= Exercise goal =
Carry on the court opinion on the water-right change application, picking up right after its last sentence.

= Text excerpt =
———

If the evidence shows that there is reason to believe that the proposed change can be made without impairing vested rights the application should be approved.[1] The owner of a water right has a vested right to the quality as well as the quantity which he has beneficially used.[2] A change application cannot be rejected without a showing that vested rights will thereby be substantially impaired. While the applicant has the general burden of showing that no impairment of vested rights will result from the change, the person opposing such application must fail if the evidence does not disclose that his rights will be impaired.[3]
The evidence would sustain a finding that this change will slightly increase the degree of contamination of the water from Mill Creek available for city use. It also shows that without more than mere chlorination of such water, with or without the change, it is not fit for human consumption. Without additional means of keeping the water free from contamination or of purifying it the city can only use such water for irrigation and the difference in the degree of contamination affected by the change will not decrease its value for that purpose. There is also no showing that this change will cause added expense or trouble to keep this water free from contamination, or to purify it therefrom. In view of such showing the proposed change will not impair vested rights and should be allowed. Judgment affirmed with costs to the respondent.

———

= Data extract =

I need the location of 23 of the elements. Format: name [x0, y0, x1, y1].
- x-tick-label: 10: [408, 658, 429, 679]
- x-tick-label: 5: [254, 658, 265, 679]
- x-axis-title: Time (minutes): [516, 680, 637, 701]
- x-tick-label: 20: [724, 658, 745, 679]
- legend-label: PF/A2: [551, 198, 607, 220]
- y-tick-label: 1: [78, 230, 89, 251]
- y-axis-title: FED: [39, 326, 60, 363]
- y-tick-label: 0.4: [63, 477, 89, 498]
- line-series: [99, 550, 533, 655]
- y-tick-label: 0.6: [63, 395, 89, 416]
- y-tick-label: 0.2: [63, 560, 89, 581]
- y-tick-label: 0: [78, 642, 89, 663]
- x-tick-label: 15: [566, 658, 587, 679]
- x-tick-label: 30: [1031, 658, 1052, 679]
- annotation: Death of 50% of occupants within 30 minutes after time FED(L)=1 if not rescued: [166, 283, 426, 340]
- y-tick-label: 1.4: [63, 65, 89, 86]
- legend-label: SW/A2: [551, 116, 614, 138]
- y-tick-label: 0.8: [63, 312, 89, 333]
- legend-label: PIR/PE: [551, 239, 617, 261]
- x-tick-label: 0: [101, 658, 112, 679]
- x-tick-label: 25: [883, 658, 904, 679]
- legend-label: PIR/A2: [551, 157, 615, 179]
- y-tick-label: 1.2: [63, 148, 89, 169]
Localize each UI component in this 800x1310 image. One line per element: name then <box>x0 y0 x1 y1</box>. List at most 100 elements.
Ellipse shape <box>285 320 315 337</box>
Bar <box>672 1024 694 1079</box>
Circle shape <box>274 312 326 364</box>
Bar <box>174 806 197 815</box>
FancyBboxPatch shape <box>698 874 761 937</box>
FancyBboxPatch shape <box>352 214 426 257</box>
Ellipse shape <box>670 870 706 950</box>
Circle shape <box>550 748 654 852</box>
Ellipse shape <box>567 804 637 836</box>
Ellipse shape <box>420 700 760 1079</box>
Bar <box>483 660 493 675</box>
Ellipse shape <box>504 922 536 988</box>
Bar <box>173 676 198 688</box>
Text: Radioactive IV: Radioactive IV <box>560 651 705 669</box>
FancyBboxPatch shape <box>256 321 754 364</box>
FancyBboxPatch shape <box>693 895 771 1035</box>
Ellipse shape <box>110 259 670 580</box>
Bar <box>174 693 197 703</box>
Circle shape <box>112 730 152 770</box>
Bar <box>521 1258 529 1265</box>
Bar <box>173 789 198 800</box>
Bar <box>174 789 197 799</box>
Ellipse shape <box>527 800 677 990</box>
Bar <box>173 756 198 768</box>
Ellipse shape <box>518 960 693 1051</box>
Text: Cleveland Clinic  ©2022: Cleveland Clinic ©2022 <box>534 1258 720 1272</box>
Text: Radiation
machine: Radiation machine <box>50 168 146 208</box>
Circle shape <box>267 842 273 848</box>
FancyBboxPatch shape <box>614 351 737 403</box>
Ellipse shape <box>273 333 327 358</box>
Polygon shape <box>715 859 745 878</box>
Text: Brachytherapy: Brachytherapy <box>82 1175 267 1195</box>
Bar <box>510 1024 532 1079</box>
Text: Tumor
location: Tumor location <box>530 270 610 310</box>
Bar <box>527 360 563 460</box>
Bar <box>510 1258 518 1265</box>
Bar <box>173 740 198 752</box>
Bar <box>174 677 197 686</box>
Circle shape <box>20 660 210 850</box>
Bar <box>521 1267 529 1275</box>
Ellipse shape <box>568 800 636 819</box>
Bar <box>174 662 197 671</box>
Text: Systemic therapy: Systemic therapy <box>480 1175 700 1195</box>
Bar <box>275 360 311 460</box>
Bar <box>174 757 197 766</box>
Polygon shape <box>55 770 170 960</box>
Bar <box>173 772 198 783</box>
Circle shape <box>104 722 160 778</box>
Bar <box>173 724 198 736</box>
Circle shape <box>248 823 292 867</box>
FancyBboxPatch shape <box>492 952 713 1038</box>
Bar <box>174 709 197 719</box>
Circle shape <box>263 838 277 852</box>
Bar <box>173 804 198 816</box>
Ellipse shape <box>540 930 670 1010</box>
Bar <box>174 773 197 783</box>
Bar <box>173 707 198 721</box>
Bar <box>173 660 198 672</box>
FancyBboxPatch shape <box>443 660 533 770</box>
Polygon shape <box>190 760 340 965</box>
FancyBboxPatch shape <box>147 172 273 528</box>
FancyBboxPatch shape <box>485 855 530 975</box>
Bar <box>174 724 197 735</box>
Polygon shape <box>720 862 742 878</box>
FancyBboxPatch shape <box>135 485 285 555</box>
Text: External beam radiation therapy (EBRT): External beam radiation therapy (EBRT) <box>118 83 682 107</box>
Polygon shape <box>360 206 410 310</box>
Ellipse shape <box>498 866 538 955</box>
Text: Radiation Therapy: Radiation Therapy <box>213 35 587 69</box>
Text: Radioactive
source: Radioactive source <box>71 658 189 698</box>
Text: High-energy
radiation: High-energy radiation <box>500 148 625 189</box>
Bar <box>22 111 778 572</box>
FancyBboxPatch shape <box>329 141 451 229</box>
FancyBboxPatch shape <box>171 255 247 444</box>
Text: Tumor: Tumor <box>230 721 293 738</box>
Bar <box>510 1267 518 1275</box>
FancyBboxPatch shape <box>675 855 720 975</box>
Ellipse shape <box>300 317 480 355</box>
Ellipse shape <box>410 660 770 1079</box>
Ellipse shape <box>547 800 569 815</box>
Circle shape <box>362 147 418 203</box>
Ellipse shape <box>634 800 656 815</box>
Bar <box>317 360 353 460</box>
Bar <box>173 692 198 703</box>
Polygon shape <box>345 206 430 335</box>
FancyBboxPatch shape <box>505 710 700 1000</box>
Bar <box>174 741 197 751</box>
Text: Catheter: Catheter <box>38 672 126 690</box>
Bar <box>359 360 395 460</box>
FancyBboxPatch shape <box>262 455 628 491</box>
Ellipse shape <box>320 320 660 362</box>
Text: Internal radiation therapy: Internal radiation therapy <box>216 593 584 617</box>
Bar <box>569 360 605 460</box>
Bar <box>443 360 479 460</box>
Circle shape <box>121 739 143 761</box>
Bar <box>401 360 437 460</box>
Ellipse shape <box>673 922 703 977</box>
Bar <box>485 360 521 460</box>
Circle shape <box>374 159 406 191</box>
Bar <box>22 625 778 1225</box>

———

= Solved exercise =
McDONOUGH, C.J., and CROCKETT and HENRIOD, JJ., concur.
WORTHEN, J., does not participate herein.
NOTES
[1]  See United States v. District Court, etc., Utah, 238 P.2d 1132, same case 242 P.2d 774; In re Application 7600 to Appropriate 30 Second Feet of Water, 63 Utah 311, 225 P. 605; Eardley v. Terry, 94 Utah 367, 77 P.2d 362; Tanner v. Bacon, 103 Utah 494, 136 P.2d 957; Whitmore v. Murray City, 107 Utah 445, 154 P.2d 748; Little Cottonwood Water Co. v. Kimball, 76 Utah 243, 289 P. 116; Lehi Irrigation Co. v. Jones, 115 Utah 136, 202 P.2d 892.
[2]  Shurtleff v. Salt Lake City, 96 Utah 21, 82 P.2d 561; Sigurd City v. State, 105 Utah 278, 142 P.2d 154; Moyle v. Salt Lake City, 111 Utah 201, 176 P.2d 882.
[3]  Kinney on Irrigation and Water Rights Vol. 2, page 1538, Hutchins The Law of Water Rights, p. 378 and Tanner v. Humphreys, 87 Utah 164, 48 P.2d 484.